> [Tarefas]
1: Reescreva o trecho do texto sobre os recordes de público do São Paulo desde "No ano passado, o" até "é de 66.795.", inclusive, substituindo "torcedores" por "espectadores".
2: Dê continuidade ao texto sobre os recordes de público do São Paulo a partir da última frase apresentada.

> [Texto extraído]
No ano passado, o São Paulo quebrou um recorde de público dos anos 80, quando a capacidade do Morumbi era de 120 mil pessoas, chegando a colocar um total de 1.245.901 torcedores nos jogos no Morumbi, cuja capacidade atual é de 66.795.

Outro recorde, dos vários obtidos pela torcida são-paulina neste ano, é o de quantidade de partidas com mais de 40 mil torcedores no Morumbi, como mandante, claro. Em 2023, o time já chegou a 16 jogos com essa quantidade de público, superando a marca anterior, que era de 12 partidas em 2017. Ou seja, ganhando, perdendo ou empatando, o torcedor estará lá no duelo seguinte.

> [Dados]
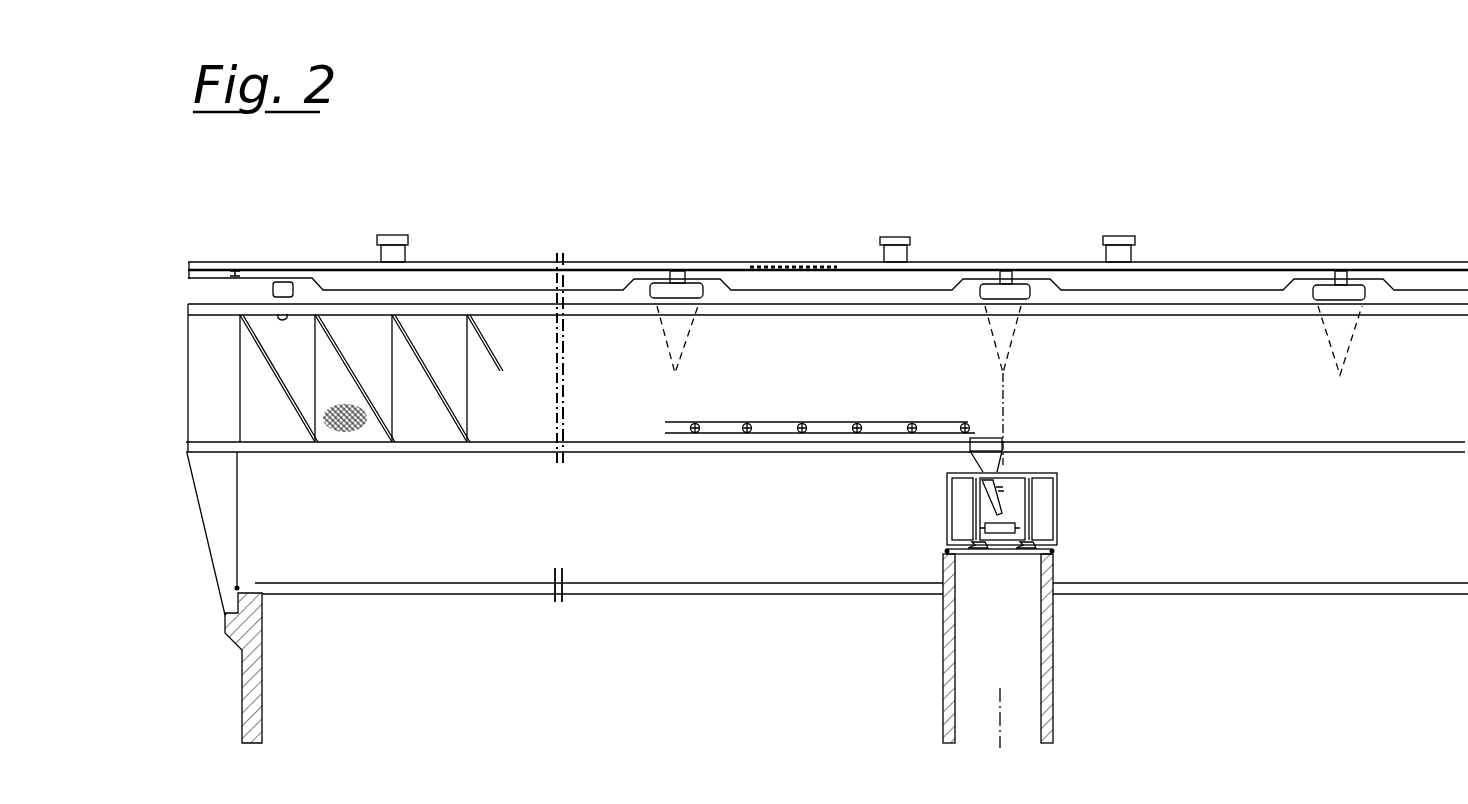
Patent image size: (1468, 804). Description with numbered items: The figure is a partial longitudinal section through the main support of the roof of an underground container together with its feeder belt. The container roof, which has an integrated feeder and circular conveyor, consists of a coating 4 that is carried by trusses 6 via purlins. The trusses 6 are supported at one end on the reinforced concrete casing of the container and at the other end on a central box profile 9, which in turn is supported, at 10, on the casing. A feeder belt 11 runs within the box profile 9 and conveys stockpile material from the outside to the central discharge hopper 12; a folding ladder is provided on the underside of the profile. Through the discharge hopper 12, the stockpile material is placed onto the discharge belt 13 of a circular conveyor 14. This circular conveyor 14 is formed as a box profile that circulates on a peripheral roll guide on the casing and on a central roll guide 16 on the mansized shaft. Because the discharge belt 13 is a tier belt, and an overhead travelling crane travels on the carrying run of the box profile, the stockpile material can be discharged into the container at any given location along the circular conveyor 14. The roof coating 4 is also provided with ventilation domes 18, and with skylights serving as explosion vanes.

> [Respostas]
1:
No ano passado, o São Paulo quebrou um recorde de público dos anos 80, quando a capacidade do Morumbi era de 120 mil pessoas, chegando a colocar um total de 1.245.901 espectadores nos jogos no Morumbi, cuja capacidade atual é de 66.795.

2:
“De fato, o contingente de torcedor mais humilde do São Paulo, que em número expressivo e contínuo frequenta e apoia o time no estádio, tem arrastado o clube na construção de outro imaginário”, afirma Luiz Henrique de Toledo, antropólogo, professor da UFSCar (Universidade Federal de São Carlos) e autor do livro “Lógicas no Futebol”, de 2022.

Para Toledo, a relação de que o São Paulo era um clube da elite não retrata exatamente uma realidade. Mas essa ideia, somente nos últimos anos, passou a aparecer com mais nitidez, após dois períodos que fizeram o número de torcedores crescer. O primeiro período ocorreu nos anos 90, quando, após dois títulos mundiais e um trabalho de marketing e venda de produtos pelo País, a torcida são-paulina cresceu tanto que, na grande maioria das pesquisas realizadas após 1983, desbancou o Palmeiras da terceira colocação entre os clubes com maior número de torcedores no Brasil.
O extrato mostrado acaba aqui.